**Dataset entries:**
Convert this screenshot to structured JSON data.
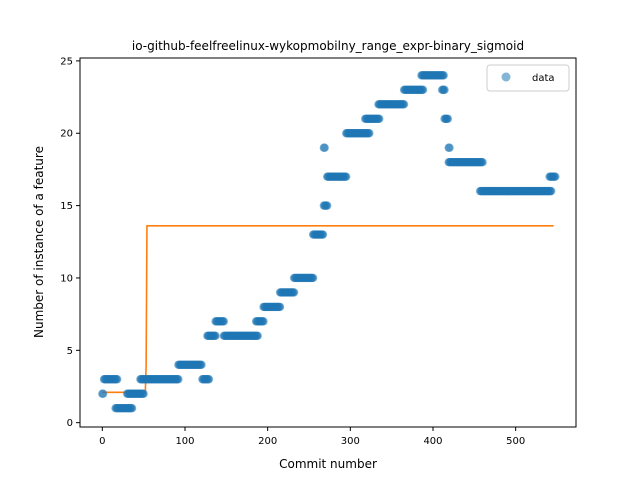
{
  "chart_data": {
    "type": "scatter",
    "title": "io-github-feelfreelinux-wykopmobilny_range_expr-binary_sigmoid",
    "xlabel": "Commit number",
    "ylabel": "Number of instance of a feature",
    "xlim": [
      -27,
      573
    ],
    "ylim": [
      -0.3,
      25.2
    ],
    "xticks": [
      0,
      100,
      200,
      300,
      400,
      500
    ],
    "yticks": [
      0,
      5,
      10,
      15,
      20,
      25
    ],
    "legend": {
      "position": "top-right",
      "label": "data"
    },
    "colors": {
      "points": "#1f77b4",
      "fit": "#ff7f0e"
    },
    "data_runs": [
      {
        "x0": 0,
        "x1": 1,
        "y": 2
      },
      {
        "x0": 2,
        "x1": 18,
        "y": 3
      },
      {
        "x0": 16,
        "x1": 36,
        "y": 1
      },
      {
        "x0": 30,
        "x1": 50,
        "y": 2
      },
      {
        "x0": 46,
        "x1": 92,
        "y": 3
      },
      {
        "x0": 92,
        "x1": 120,
        "y": 4
      },
      {
        "x0": 121,
        "x1": 129,
        "y": 3
      },
      {
        "x0": 127,
        "x1": 137,
        "y": 6
      },
      {
        "x0": 137,
        "x1": 147,
        "y": 7
      },
      {
        "x0": 147,
        "x1": 188,
        "y": 6
      },
      {
        "x0": 186,
        "x1": 195,
        "y": 7
      },
      {
        "x0": 195,
        "x1": 215,
        "y": 8
      },
      {
        "x0": 215,
        "x1": 232,
        "y": 9
      },
      {
        "x0": 232,
        "x1": 255,
        "y": 10
      },
      {
        "x0": 255,
        "x1": 267,
        "y": 13
      },
      {
        "x0": 268,
        "x1": 269,
        "y": 19
      },
      {
        "x0": 268,
        "x1": 272,
        "y": 15
      },
      {
        "x0": 272,
        "x1": 295,
        "y": 17
      },
      {
        "x0": 295,
        "x1": 323,
        "y": 20
      },
      {
        "x0": 318,
        "x1": 335,
        "y": 21
      },
      {
        "x0": 334,
        "x1": 365,
        "y": 22
      },
      {
        "x0": 365,
        "x1": 388,
        "y": 23
      },
      {
        "x0": 386,
        "x1": 413,
        "y": 24
      },
      {
        "x0": 411,
        "x1": 414,
        "y": 23
      },
      {
        "x0": 414,
        "x1": 418,
        "y": 21
      },
      {
        "x0": 419,
        "x1": 420,
        "y": 19
      },
      {
        "x0": 419,
        "x1": 460,
        "y": 18
      },
      {
        "x0": 457,
        "x1": 543,
        "y": 16
      },
      {
        "x0": 541,
        "x1": 548,
        "y": 17
      }
    ],
    "fit_line": {
      "x": [
        0,
        52,
        53,
        54,
        546
      ],
      "y": [
        2.1,
        2.1,
        4,
        13.6,
        13.6
      ]
    }
  }
}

**Set exercise:** The listing above needs to be output again exactly. Don't include the pictures.

**The reply:**
Convert this screenshot to structured JSON data.
{
  "chart_data": {
    "type": "scatter",
    "title": "io-github-feelfreelinux-wykopmobilny_range_expr-binary_sigmoid",
    "xlabel": "Commit number",
    "ylabel": "Number of instance of a feature",
    "xlim": [
      -27,
      573
    ],
    "ylim": [
      -0.3,
      25.2
    ],
    "xticks": [
      0,
      100,
      200,
      300,
      400,
      500
    ],
    "yticks": [
      0,
      5,
      10,
      15,
      20,
      25
    ],
    "legend": {
      "position": "top-right",
      "label": "data"
    },
    "colors": {
      "points": "#1f77b4",
      "fit": "#ff7f0e"
    },
    "data_runs": [
      {
        "x0": 0,
        "x1": 1,
        "y": 2
      },
      {
        "x0": 2,
        "x1": 18,
        "y": 3
      },
      {
        "x0": 16,
        "x1": 36,
        "y": 1
      },
      {
        "x0": 30,
        "x1": 50,
        "y": 2
      },
      {
        "x0": 46,
        "x1": 92,
        "y": 3
      },
      {
        "x0": 92,
        "x1": 120,
        "y": 4
      },
      {
        "x0": 121,
        "x1": 129,
        "y": 3
      },
      {
        "x0": 127,
        "x1": 137,
        "y": 6
      },
      {
        "x0": 137,
        "x1": 147,
        "y": 7
      },
      {
        "x0": 147,
        "x1": 188,
        "y": 6
      },
      {
        "x0": 186,
        "x1": 195,
        "y": 7
      },
      {
        "x0": 195,
        "x1": 215,
        "y": 8
      },
      {
        "x0": 215,
        "x1": 232,
        "y": 9
      },
      {
        "x0": 232,
        "x1": 255,
        "y": 10
      },
      {
        "x0": 255,
        "x1": 267,
        "y": 13
      },
      {
        "x0": 268,
        "x1": 269,
        "y": 19
      },
      {
        "x0": 268,
        "x1": 272,
        "y": 15
      },
      {
        "x0": 272,
        "x1": 295,
        "y": 17
      },
      {
        "x0": 295,
        "x1": 323,
        "y": 20
      },
      {
        "x0": 318,
        "x1": 335,
        "y": 21
      },
      {
        "x0": 334,
        "x1": 365,
        "y": 22
      },
      {
        "x0": 365,
        "x1": 388,
        "y": 23
      },
      {
        "x0": 386,
        "x1": 413,
        "y": 24
      },
      {
        "x0": 411,
        "x1": 414,
        "y": 23
      },
      {
        "x0": 414,
        "x1": 418,
        "y": 21
      },
      {
        "x0": 419,
        "x1": 420,
        "y": 19
      },
      {
        "x0": 419,
        "x1": 460,
        "y": 18
      },
      {
        "x0": 457,
        "x1": 543,
        "y": 16
      },
      {
        "x0": 541,
        "x1": 548,
        "y": 17
      }
    ],
    "fit_line": {
      "x": [
        0,
        52,
        53,
        54,
        546
      ],
      "y": [
        2.1,
        2.1,
        4,
        13.6,
        13.6
      ]
    }
  }
}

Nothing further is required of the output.